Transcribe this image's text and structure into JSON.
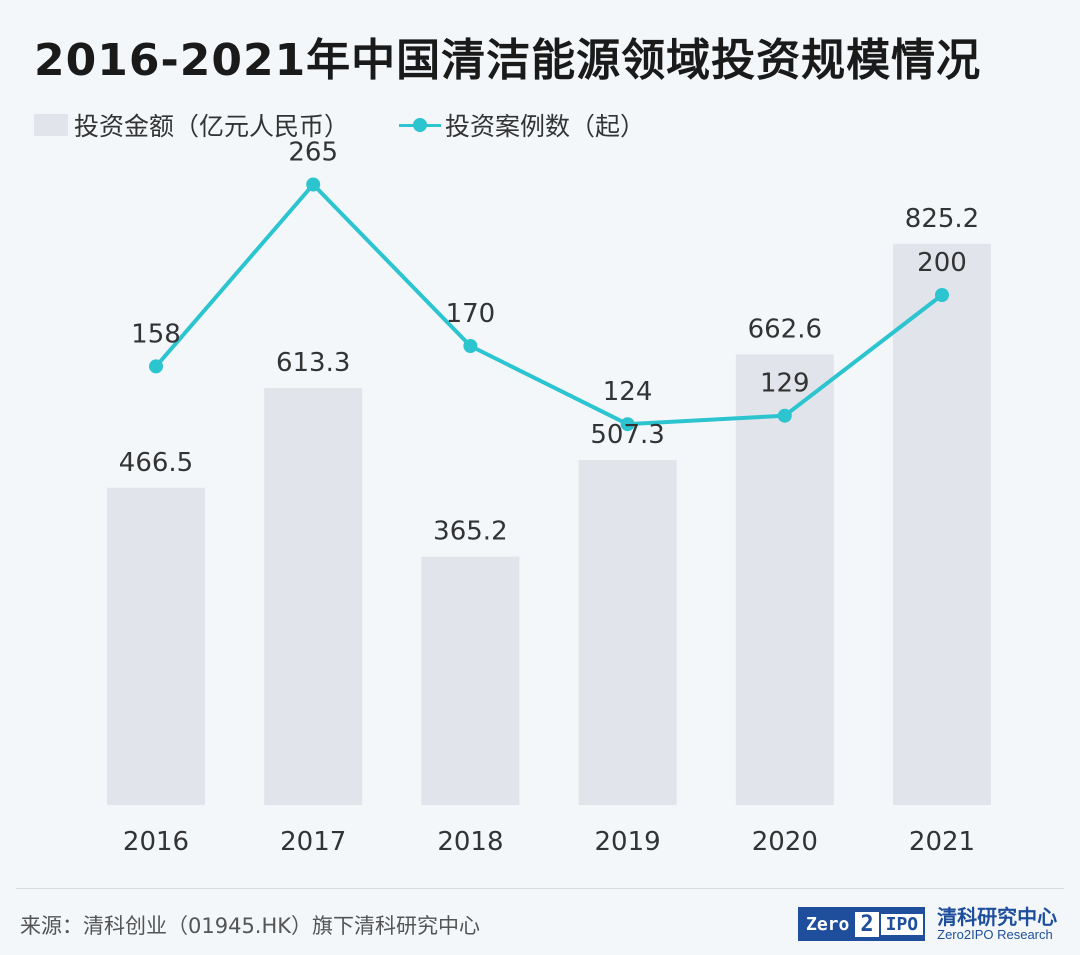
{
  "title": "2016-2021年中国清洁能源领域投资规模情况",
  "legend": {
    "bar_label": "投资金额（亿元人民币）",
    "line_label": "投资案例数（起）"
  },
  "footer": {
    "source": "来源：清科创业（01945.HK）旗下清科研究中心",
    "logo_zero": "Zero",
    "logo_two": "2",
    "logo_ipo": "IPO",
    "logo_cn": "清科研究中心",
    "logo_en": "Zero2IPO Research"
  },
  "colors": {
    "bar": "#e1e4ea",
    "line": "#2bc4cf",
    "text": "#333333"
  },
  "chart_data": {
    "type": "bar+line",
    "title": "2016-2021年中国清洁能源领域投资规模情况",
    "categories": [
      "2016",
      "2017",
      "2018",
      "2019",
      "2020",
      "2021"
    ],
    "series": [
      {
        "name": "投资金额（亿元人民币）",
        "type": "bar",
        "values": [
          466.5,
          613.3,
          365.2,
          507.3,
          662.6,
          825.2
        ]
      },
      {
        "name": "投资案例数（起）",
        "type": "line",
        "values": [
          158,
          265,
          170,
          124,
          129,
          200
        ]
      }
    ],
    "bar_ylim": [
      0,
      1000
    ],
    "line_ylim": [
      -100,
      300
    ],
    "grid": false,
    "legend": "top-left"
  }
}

* * *

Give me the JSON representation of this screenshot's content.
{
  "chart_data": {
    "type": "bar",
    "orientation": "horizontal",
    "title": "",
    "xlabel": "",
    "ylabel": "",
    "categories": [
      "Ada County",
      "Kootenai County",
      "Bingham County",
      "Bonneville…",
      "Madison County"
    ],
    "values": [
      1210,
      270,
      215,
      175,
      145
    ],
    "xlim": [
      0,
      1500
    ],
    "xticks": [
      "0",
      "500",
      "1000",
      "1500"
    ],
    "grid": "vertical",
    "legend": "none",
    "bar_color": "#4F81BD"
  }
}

**TASK TO CARRY OUT**
In the records above, find the lines containing "title" and copy them.

**ANSWER TO THE EXERCISE**
  "title": "2016-2021年中国清洁能源领域投资规模情况",
    "title": "2016-2021年中国清洁能源领域投资规模情况",
    "title": "",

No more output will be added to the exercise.